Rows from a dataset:
+++

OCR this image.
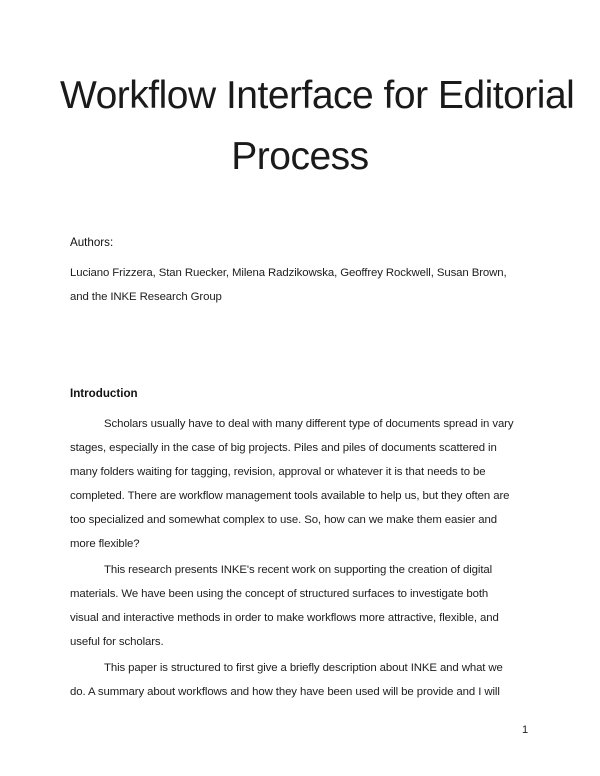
Workflow Interface for Editorial
Process
Authors:
Luciano Frizzera, Stan Ruecker, Milena Radzikowska, Geoffrey Rockwell, Susan Brown,
and the INKE Research Group
Introduction
Scholars usually have to deal with many different type of documents spread in vary
stages, especially in the case of big projects. Piles and piles of documents scattered in
many folders waiting for tagging, revision, approval or whatever it is that needs to be
completed. There are workflow management tools available to help us, but they often are
too specialized and somewhat complex to use. So, how can we make them easier and
more flexible?
This research presents INKE's recent work on supporting the creation of digital
materials. We have been using the concept of structured surfaces to investigate both
visual and interactive methods in order to make workflows more attractive, flexible, and
useful for scholars.
This paper is structured to first give a briefly description about INKE and what we
do. A summary about workflows and how they have been used will be provide and I will
1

+++

Within the entries above, work out how many lines contain the word "make". The number alone is the answer.

2